• **PROBLEM TO SOLVE**: Type every record exactly as it appears.

[Start]

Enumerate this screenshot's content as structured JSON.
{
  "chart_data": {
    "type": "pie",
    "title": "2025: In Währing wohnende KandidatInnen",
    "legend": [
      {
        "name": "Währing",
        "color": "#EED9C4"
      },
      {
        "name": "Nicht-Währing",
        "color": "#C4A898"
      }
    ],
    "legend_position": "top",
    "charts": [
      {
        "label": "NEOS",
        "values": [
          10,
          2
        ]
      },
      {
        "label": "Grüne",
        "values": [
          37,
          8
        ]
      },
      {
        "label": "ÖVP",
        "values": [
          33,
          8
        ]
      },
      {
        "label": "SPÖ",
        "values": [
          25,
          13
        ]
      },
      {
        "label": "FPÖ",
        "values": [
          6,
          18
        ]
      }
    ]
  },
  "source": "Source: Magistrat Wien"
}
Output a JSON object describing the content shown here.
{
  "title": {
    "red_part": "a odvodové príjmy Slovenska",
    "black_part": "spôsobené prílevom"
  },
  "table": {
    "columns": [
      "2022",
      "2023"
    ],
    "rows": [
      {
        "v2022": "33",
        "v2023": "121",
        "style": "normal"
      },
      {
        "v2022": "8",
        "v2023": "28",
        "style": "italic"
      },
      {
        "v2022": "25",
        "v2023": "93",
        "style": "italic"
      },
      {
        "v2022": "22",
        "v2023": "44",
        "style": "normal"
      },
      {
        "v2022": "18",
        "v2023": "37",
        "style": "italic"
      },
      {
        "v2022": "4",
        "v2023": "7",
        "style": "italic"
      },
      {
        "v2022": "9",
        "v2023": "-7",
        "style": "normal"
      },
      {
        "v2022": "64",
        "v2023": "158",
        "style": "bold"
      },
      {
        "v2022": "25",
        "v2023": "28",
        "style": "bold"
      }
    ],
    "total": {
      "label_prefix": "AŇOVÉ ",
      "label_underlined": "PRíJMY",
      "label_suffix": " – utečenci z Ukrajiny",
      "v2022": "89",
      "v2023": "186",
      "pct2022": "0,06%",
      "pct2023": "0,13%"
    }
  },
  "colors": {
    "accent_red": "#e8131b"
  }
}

[End]

• **EXERCISE OUTPUT**:
Enumerate this screenshot's content as structured JSON.
{
  "chart_data": {
    "type": "pie",
    "title": "2025: In Währing wohnende KandidatInnen",
    "legend": [
      {
        "name": "Währing",
        "color": "#EED9C4"
      },
      {
        "name": "Nicht-Währing",
        "color": "#C4A898"
      }
    ],
    "legend_position": "top",
    "charts": [
      {
        "label": "NEOS",
        "values": [
          10,
          2
        ]
      },
      {
        "label": "Grüne",
        "values": [
          37,
          8
        ]
      },
      {
        "label": "ÖVP",
        "values": [
          33,
          8
        ]
      },
      {
        "label": "SPÖ",
        "values": [
          25,
          13
        ]
      },
      {
        "label": "FPÖ",
        "values": [
          6,
          18
        ]
      }
    ]
  },
  "source": "Source: Magistrat Wien"
}
Output a JSON object describing the content shown here.
{
  "title": {
    "red_part": "a odvodové príjmy Slovenska",
    "black_part": "spôsobené prílevom"
  },
  "table": {
    "columns": [
      "2022",
      "2023"
    ],
    "rows": [
      {
        "v2022": "33",
        "v2023": "121",
        "style": "normal"
      },
      {
        "v2022": "8",
        "v2023": "28",
        "style": "italic"
      },
      {
        "v2022": "25",
        "v2023": "93",
        "style": "italic"
      },
      {
        "v2022": "22",
        "v2023": "44",
        "style": "normal"
      },
      {
        "v2022": "18",
        "v2023": "37",
        "style": "italic"
      },
      {
        "v2022": "4",
        "v2023": "7",
        "style": "italic"
      },
      {
        "v2022": "9",
        "v2023": "-7",
        "style": "normal"
      },
      {
        "v2022": "64",
        "v2023": "158",
        "style": "bold"
      },
      {
        "v2022": "25",
        "v2023": "28",
        "style": "bold"
      }
    ],
    "total": {
      "label_prefix": "AŇOVÉ ",
      "label_underlined": "PRíJMY",
      "label_suffix": " – utečenci z Ukrajiny",
      "v2022": "89",
      "v2023": "186",
      "pct2022": "0,06%",
      "pct2023": "0,13%"
    }
  },
  "colors": {
    "accent_red": "#e8131b"
  }
}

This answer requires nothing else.